Problem description ::
Don't copy the pictures; return every other part of the records exactly.

Dataset items:
= = = =

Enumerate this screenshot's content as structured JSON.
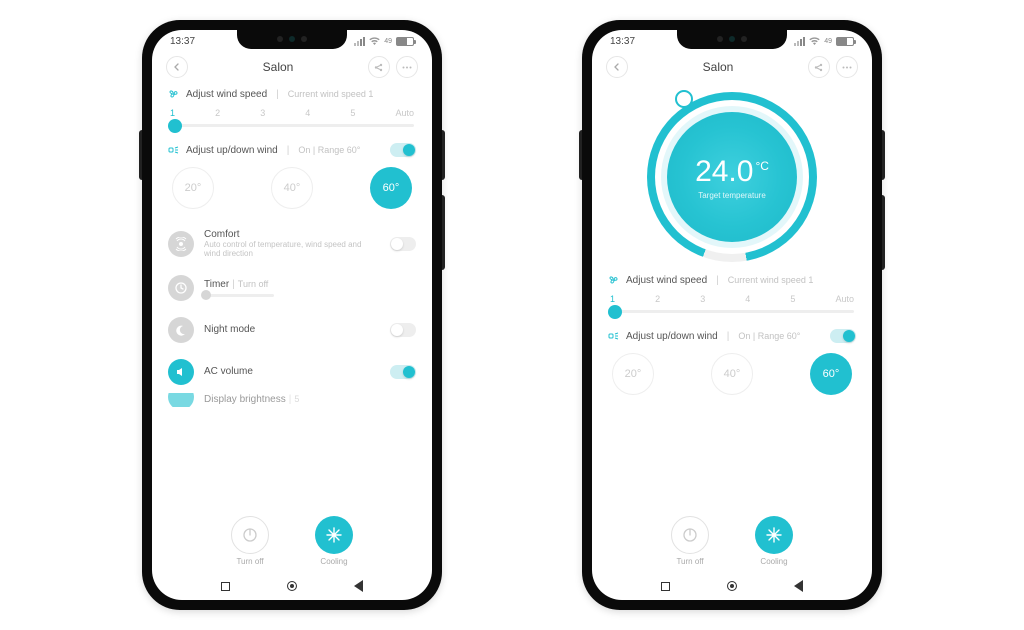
{
  "status": {
    "time": "13:37",
    "battery": "49"
  },
  "header": {
    "title": "Salon"
  },
  "wind": {
    "icon": "fan-icon",
    "title": "Adjust wind speed",
    "subtitle": "Current wind speed 1",
    "labels": [
      "1",
      "2",
      "3",
      "4",
      "5",
      "Auto"
    ],
    "active_index": 0
  },
  "updown": {
    "icon": "swing-icon",
    "title": "Adjust up/down wind",
    "subtitle": "On | Range 60°",
    "enabled": true,
    "options": [
      "20°",
      "40°",
      "60°"
    ],
    "selected": "60°"
  },
  "features": {
    "comfort": {
      "title": "Comfort",
      "desc": "Auto control of temperature, wind speed and wind direction",
      "on": false
    },
    "timer": {
      "title": "Timer",
      "sub": "Turn off",
      "on": false
    },
    "night": {
      "title": "Night mode",
      "on": false
    },
    "volume": {
      "title": "AC volume",
      "on": true
    },
    "brightness": {
      "title": "Display brightness",
      "sub": "5"
    }
  },
  "modes": {
    "turnoff": "Turn off",
    "cooling": "Cooling"
  },
  "dial": {
    "temp": "24.0",
    "unit": "°C",
    "label": "Target temperature"
  }
}
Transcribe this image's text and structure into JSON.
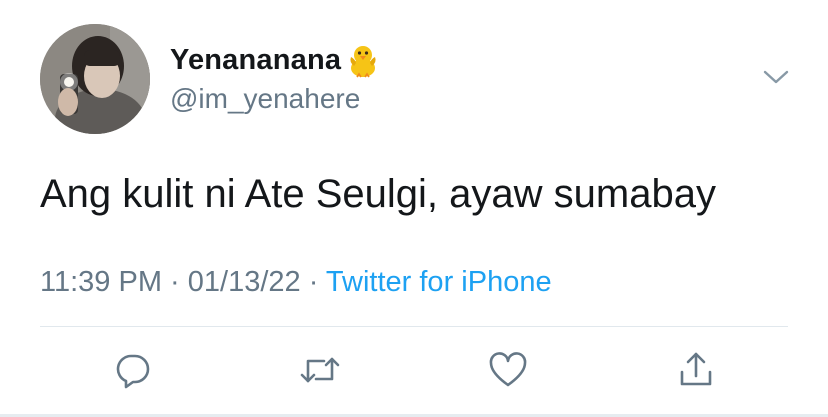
{
  "user": {
    "display_name": "Yenananana",
    "handle": "@im_yenahere",
    "name_emoji": "baby-chick-icon"
  },
  "tweet": {
    "text": "Ang kulit ni Ate Seulgi, ayaw sumabay",
    "time": "11:39 PM",
    "date": "01/13/22",
    "separator": "·",
    "source": "Twitter for iPhone"
  },
  "actions": [
    {
      "name": "reply",
      "icon": "reply-icon"
    },
    {
      "name": "retweet",
      "icon": "retweet-icon"
    },
    {
      "name": "like",
      "icon": "heart-icon"
    },
    {
      "name": "share",
      "icon": "share-icon"
    }
  ],
  "colors": {
    "text": "#14171a",
    "secondary": "#657786",
    "link": "#1da1f2",
    "divider": "#e1e8ed"
  }
}
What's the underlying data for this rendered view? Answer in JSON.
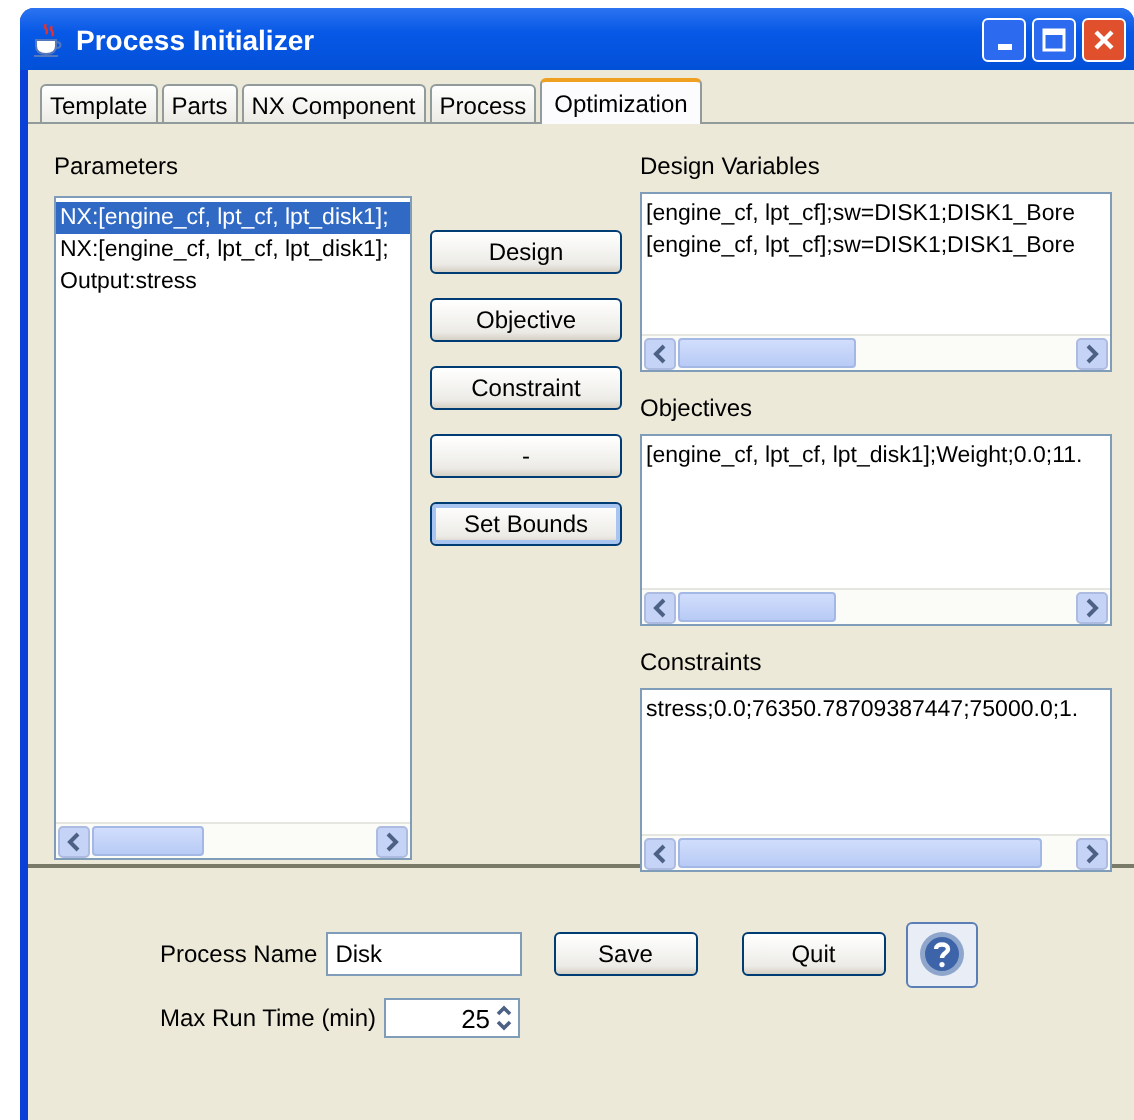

= = = =

Solution to this problem ::
Enumerate this screenshot's content as structured JSON.
{
  "status": {
    "time": "13:37",
    "battery": "49"
  },
  "header": {
    "title": "Salon"
  },
  "wind": {
    "icon": "fan-icon",
    "title": "Adjust wind speed",
    "subtitle": "Current wind speed 1",
    "labels": [
      "1",
      "2",
      "3",
      "4",
      "5",
      "Auto"
    ],
    "active_index": 0
  },
  "updown": {
    "icon": "swing-icon",
    "title": "Adjust up/down wind",
    "subtitle": "On | Range 60°",
    "enabled": true,
    "options": [
      "20°",
      "40°",
      "60°"
    ],
    "selected": "60°"
  },
  "features": {
    "comfort": {
      "title": "Comfort",
      "desc": "Auto control of temperature, wind speed and wind direction",
      "on": false
    },
    "timer": {
      "title": "Timer",
      "sub": "Turn off",
      "on": false
    },
    "night": {
      "title": "Night mode",
      "on": false
    },
    "volume": {
      "title": "AC volume",
      "on": true
    },
    "brightness": {
      "title": "Display brightness",
      "sub": "5"
    }
  },
  "modes": {
    "turnoff": "Turn off",
    "cooling": "Cooling"
  },
  "dial": {
    "temp": "24.0",
    "unit": "°C",
    "label": "Target temperature"
  }
}
Transcribe this image's text and structure into JSON.
{
  "user": {
    "display_name": "Yenananana",
    "handle": "@im_yenahere",
    "name_emoji": "baby-chick-icon"
  },
  "tweet": {
    "text": "Ang kulit ni Ate Seulgi, ayaw sumabay",
    "time": "11:39 PM",
    "date": "01/13/22",
    "separator": "·",
    "source": "Twitter for iPhone"
  },
  "actions": [
    {
      "name": "reply",
      "icon": "reply-icon"
    },
    {
      "name": "retweet",
      "icon": "retweet-icon"
    },
    {
      "name": "like",
      "icon": "heart-icon"
    },
    {
      "name": "share",
      "icon": "share-icon"
    }
  ],
  "colors": {
    "text": "#14171a",
    "secondary": "#657786",
    "link": "#1da1f2",
    "divider": "#e1e8ed"
  }
}
What's the underlying data for this rendered view? Answer in JSON.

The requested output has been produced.